- _MATERIAL FOR THIS TASK_:

— start —

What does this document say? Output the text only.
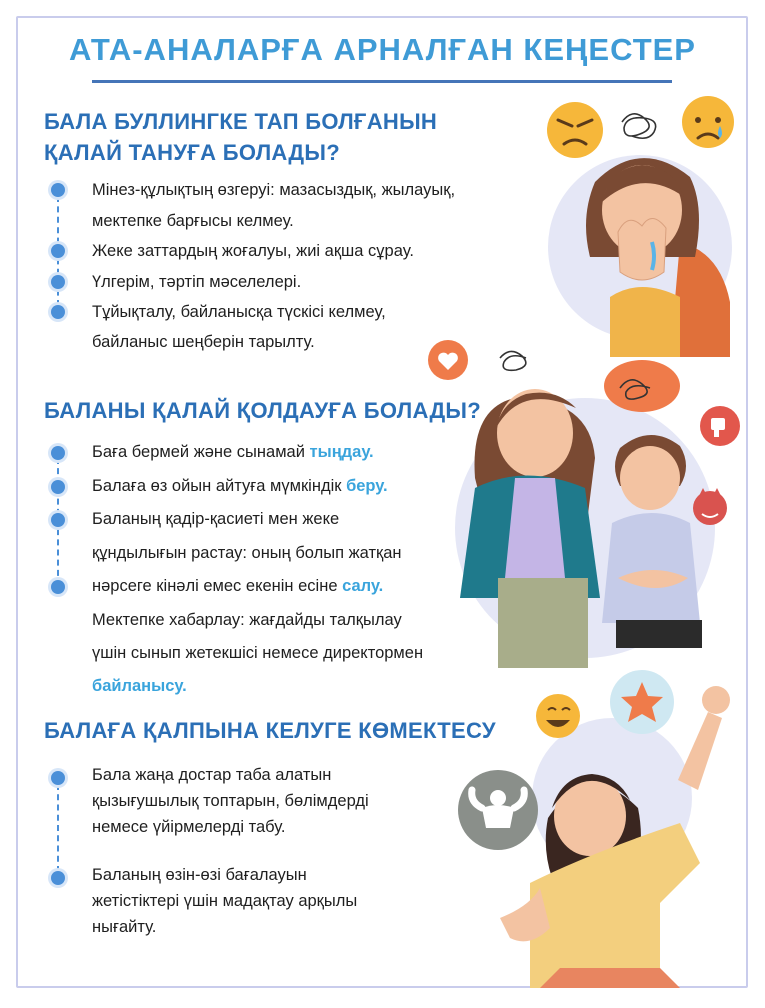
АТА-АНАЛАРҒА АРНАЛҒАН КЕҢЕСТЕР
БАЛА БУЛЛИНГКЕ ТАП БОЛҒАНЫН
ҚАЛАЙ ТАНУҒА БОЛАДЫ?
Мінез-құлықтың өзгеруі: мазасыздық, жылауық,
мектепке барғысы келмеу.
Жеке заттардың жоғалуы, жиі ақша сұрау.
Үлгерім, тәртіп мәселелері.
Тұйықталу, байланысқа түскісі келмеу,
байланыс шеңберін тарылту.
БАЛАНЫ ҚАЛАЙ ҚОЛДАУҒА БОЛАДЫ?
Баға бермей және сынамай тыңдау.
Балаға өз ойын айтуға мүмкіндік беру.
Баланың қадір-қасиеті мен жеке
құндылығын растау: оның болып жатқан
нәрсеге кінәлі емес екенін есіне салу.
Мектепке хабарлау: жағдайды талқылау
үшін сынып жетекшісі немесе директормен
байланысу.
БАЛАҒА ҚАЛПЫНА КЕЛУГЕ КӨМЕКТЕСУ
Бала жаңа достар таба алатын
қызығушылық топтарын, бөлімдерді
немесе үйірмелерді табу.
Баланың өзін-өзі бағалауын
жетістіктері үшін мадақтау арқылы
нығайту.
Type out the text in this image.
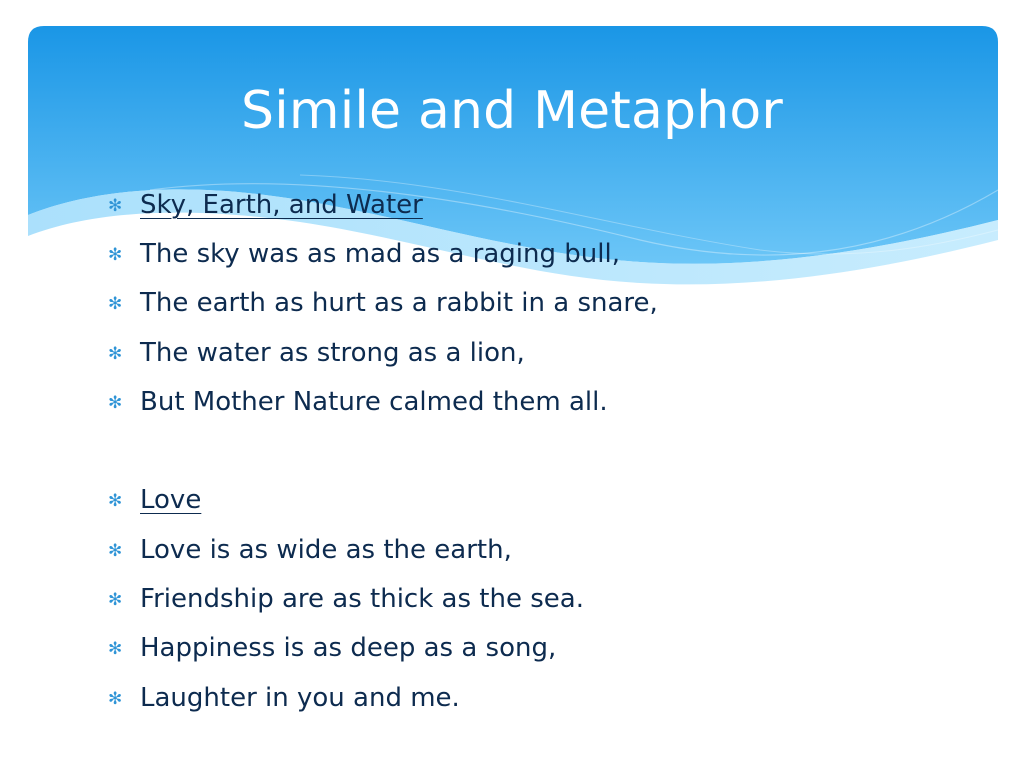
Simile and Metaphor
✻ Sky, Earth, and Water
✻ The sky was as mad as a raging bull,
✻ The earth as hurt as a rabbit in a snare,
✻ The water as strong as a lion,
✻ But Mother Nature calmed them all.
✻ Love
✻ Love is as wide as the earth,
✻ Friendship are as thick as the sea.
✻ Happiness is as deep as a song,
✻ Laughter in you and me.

— end —

- _STATED GOAL_: Reproduce each line word for word and drop the pictures.

- _RESULT FOR THIS TASK_:
What does this document say? Output the text only.
АТА-АНАЛАРҒА АРНАЛҒАН КЕҢЕСТЕР
БАЛА БУЛЛИНГКЕ ТАП БОЛҒАНЫН
ҚАЛАЙ ТАНУҒА БОЛАДЫ?
Мінез-құлықтың өзгеруі: мазасыздық, жылауық,
мектепке барғысы келмеу.
Жеке заттардың жоғалуы, жиі ақша сұрау.
Үлгерім, тәртіп мәселелері.
Тұйықталу, байланысқа түскісі келмеу,
байланыс шеңберін тарылту.
БАЛАНЫ ҚАЛАЙ ҚОЛДАУҒА БОЛАДЫ?
Баға бермей және сынамай тыңдау.
Балаға өз ойын айтуға мүмкіндік беру.
Баланың қадір-қасиеті мен жеке
құндылығын растау: оның болып жатқан
нәрсеге кінәлі емес екенін есіне салу.
Мектепке хабарлау: жағдайды талқылау
үшін сынып жетекшісі немесе директормен
байланысу.
БАЛАҒА ҚАЛПЫНА КЕЛУГЕ КӨМЕКТЕСУ
Бала жаңа достар таба алатын
қызығушылық топтарын, бөлімдерді
немесе үйірмелерді табу.
Баланың өзін-өзі бағалауын
жетістіктері үшін мадақтау арқылы
нығайту.
Type out the text in this image.
Simile and Metaphor
✻ Sky, Earth, and Water
✻ The sky was as mad as a raging bull,
✻ The earth as hurt as a rabbit in a snare,
✻ The water as strong as a lion,
✻ But Mother Nature calmed them all.
✻ Love
✻ Love is as wide as the earth,
✻ Friendship are as thick as the sea.
✻ Happiness is as deep as a song,
✻ Laughter in you and me.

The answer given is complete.